▶ [TASK DATA]:

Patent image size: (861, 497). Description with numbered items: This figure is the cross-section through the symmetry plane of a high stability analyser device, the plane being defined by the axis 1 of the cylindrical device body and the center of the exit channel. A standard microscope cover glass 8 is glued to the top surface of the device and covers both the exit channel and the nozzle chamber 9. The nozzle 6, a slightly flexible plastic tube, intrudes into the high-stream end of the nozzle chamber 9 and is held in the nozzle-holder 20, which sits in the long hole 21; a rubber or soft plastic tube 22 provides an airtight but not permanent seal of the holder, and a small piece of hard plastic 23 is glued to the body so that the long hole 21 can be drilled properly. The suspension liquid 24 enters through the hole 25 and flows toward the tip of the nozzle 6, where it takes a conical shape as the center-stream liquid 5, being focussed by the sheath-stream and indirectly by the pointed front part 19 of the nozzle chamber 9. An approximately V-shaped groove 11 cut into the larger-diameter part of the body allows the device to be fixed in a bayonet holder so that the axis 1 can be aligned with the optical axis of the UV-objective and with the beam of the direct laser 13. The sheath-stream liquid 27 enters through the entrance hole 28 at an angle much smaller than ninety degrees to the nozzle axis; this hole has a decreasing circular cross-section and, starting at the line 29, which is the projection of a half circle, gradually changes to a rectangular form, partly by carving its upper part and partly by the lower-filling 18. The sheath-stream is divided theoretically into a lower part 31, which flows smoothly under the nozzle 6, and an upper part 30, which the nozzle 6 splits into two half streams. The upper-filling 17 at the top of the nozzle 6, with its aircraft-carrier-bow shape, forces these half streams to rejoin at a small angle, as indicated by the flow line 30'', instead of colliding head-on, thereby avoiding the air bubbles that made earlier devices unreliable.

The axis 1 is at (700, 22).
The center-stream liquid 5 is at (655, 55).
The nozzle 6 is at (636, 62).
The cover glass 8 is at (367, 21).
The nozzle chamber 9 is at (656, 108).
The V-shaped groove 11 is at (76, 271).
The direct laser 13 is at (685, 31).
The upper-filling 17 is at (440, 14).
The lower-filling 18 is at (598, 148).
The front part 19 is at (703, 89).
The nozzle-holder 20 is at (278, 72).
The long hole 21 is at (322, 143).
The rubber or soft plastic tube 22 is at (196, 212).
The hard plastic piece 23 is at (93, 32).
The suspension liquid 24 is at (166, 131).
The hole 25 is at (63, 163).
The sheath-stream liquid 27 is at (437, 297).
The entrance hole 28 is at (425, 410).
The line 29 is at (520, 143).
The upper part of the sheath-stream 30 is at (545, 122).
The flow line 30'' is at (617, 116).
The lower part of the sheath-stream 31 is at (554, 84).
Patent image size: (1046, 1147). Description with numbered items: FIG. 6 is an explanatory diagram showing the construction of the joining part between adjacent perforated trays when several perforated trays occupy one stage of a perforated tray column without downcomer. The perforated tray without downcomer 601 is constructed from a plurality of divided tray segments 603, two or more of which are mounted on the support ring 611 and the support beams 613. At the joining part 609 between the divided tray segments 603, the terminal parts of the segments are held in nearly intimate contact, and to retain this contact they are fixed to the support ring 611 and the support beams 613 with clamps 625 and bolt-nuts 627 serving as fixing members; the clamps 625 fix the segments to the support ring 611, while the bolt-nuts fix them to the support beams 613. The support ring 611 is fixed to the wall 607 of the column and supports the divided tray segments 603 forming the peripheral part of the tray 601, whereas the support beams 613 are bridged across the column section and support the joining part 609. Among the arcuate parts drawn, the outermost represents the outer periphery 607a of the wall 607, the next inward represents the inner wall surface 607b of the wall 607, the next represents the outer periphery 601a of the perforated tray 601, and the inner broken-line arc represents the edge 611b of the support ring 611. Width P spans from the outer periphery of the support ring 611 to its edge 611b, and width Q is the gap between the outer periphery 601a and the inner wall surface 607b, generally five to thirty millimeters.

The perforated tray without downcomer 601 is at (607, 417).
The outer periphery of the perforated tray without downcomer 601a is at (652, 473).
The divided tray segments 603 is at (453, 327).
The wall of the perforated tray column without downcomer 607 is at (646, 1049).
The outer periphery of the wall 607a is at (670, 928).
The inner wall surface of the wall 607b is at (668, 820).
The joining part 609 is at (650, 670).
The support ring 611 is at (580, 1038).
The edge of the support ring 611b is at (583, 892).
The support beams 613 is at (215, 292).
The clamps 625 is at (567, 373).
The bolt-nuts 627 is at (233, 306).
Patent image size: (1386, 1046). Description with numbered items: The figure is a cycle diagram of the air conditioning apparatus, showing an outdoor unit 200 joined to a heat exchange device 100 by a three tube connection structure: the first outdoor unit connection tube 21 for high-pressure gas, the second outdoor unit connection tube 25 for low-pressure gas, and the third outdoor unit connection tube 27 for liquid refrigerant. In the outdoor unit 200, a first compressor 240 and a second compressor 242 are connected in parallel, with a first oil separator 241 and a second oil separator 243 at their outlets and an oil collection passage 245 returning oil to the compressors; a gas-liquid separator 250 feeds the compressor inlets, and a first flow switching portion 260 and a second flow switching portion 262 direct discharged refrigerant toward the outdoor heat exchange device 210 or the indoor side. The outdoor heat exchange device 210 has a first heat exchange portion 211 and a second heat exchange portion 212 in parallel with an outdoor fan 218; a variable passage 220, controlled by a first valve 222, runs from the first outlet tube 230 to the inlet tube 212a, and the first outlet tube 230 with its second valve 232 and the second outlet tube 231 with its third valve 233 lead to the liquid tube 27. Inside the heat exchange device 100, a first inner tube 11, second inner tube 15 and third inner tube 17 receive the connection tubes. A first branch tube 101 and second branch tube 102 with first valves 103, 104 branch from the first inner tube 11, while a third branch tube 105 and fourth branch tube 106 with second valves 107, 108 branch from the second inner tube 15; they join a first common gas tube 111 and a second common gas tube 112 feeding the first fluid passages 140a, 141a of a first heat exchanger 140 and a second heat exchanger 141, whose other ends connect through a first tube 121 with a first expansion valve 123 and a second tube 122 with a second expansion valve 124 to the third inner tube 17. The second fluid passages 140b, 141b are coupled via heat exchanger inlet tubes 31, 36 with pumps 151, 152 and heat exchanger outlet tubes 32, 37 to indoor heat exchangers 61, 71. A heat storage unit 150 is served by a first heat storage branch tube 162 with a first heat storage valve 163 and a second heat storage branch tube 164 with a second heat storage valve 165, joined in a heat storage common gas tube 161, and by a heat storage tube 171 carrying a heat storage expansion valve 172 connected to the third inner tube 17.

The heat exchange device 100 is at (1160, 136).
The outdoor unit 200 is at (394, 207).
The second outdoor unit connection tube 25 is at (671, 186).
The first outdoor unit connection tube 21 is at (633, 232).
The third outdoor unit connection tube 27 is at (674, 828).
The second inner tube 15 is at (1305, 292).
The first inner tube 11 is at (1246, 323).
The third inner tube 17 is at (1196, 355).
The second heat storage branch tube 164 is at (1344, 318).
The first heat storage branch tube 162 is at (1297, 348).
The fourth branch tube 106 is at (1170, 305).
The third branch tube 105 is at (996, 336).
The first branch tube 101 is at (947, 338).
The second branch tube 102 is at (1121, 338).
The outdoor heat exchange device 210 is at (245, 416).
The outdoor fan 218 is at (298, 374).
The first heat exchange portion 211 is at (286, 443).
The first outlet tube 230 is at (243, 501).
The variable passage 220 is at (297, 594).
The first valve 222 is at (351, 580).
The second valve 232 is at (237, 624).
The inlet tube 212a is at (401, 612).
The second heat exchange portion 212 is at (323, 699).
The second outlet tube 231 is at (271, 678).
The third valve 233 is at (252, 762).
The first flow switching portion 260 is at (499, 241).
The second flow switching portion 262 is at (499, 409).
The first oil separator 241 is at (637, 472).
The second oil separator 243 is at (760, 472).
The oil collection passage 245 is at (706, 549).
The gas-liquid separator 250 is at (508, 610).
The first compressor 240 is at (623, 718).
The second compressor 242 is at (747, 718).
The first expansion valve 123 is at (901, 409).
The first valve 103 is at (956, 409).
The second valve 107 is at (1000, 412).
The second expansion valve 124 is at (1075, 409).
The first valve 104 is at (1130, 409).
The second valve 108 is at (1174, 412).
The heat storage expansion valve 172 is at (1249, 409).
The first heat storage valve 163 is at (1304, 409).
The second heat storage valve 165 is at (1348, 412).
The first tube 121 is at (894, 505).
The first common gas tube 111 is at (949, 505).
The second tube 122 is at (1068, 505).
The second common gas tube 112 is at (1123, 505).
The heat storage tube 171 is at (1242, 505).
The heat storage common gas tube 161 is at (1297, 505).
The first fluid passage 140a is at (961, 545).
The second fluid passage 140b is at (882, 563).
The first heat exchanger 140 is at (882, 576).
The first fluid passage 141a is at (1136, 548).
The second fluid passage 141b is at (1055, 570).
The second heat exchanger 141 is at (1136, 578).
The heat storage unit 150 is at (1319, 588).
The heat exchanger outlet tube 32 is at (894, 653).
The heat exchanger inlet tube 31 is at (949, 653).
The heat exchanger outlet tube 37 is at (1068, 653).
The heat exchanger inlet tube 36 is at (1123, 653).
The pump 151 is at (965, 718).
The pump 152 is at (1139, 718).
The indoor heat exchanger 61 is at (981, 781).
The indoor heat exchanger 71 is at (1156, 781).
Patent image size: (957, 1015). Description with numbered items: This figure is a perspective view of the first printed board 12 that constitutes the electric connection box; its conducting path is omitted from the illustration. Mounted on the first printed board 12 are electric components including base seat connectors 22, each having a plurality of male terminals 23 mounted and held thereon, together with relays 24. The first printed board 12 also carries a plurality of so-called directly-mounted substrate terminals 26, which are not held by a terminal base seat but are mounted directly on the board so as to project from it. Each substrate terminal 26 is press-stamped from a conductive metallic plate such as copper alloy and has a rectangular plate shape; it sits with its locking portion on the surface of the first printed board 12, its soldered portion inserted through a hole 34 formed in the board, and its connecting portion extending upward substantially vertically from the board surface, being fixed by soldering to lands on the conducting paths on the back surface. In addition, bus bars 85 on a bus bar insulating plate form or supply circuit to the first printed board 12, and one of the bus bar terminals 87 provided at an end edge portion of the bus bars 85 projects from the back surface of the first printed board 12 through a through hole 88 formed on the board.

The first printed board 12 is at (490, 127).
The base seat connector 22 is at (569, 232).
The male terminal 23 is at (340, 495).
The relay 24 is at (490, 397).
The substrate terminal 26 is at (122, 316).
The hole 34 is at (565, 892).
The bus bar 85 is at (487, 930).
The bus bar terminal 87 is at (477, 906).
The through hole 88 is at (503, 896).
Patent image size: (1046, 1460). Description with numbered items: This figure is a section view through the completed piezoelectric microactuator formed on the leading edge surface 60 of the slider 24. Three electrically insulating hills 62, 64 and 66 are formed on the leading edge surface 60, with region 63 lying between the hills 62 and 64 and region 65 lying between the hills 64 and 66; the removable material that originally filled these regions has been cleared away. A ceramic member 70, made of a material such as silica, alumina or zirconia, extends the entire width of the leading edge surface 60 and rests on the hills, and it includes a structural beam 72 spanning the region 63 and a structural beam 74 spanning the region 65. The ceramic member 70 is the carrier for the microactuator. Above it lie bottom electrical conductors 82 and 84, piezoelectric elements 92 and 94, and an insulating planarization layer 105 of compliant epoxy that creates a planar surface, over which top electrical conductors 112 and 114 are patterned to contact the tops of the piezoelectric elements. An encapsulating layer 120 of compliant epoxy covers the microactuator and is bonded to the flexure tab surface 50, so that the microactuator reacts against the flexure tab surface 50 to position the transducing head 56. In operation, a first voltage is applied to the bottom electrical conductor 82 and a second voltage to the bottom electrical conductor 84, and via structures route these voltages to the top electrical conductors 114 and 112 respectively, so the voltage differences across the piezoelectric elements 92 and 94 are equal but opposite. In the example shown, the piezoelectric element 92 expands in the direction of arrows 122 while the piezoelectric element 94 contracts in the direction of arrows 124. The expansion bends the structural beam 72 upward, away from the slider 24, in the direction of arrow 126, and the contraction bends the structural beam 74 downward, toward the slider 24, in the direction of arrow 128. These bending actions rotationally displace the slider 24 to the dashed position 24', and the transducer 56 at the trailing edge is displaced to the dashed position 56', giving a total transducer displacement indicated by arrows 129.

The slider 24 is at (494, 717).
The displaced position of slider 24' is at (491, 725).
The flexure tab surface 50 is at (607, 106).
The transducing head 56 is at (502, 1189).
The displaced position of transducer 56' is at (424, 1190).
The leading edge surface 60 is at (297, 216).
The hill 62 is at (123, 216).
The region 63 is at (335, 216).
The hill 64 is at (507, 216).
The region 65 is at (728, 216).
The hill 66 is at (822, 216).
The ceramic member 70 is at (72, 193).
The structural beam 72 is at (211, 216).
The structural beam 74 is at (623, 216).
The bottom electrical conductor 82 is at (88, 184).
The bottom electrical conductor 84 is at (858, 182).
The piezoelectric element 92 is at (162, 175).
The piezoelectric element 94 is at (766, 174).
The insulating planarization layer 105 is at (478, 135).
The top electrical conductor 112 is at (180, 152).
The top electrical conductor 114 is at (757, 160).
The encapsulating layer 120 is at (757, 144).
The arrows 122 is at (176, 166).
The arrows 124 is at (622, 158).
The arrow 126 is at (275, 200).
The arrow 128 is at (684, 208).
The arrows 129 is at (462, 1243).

▶ [AIM OF THE EXERCISE]: Convert the stretch of the listing above from the line containing "Patent image size: (1046, 1460)." through the line containing "The displaced position of slider" into a Markdown table with the columns Row and Line, leaving out blank lines.

▶ [EXERCISE OUTPUT]:
| Row | Line |
|---|---|
| 1 | Patent image size: (1046, 1460). Description with numbered items: This figure is a section view through the completed piezoelectric microactuator formed on the leading edge surface 60 of the slider 24. Three electrically insulating hills 62, 64 and 66 are formed on the leading edge surface 60, with region 63 lying between the hills 62 and 64 and region 65 lying between the hills 64 and 66; the removable material that originally filled these regions has been cleared away. A ceramic member 70, made of a material such as silica, alumina or zirconia, extends the entire width of the leading edge surface 60 and rests on the hills, and it includes a structural beam 72 spanning the region 63 and a structural beam 74 spanning the region 65. The ceramic member 70 is the carrier for the microactuator. Above it lie bottom electrical conductors 82 and 84, piezoelectric elements 92 and 94, and an insulating planarization layer 105 of compliant epoxy that creates a planar surface, over which top electrical conductors 112 and 114 are patterned to contact the tops of the piezoelectric elements. An encapsulating layer 120 of compliant epoxy covers the microactuator and is bonded to the flexure tab surface 50, so that the microactuator reacts against the flexure tab surface 50 to position the transducing head 56. In operation, a first voltage is applied to the bottom electrical conductor 82 and a second voltage to the bottom electrical conductor 84, and via structures route these voltages to the top electrical conductors 114 and 112 respectively, so the voltage differences across the piezoelectric elements 92 and 94 are equal but opposite. In the example shown, the piezoelectric element 92 expands in the direction of arrows 122 while the piezoelectric element 94 contracts in the direction of arrows 124. The expansion bends the structural beam 72 upward, away from the slider 24, in the direction of arrow 126, and the contraction bends the structural beam 74 downward, toward the slider 24, in the direction of arrow 128. These bending actions rotationally displace the slider 24 to the dashed position 24', and the transducer 56 at the trailing edge is displaced to the dashed position 56', giving a total transducer displacement indicated by arrows 129. |
| 2 | The slider 24 is at (494, 717). |
| 3 | The displaced position of slider 24' is at (491, 725). |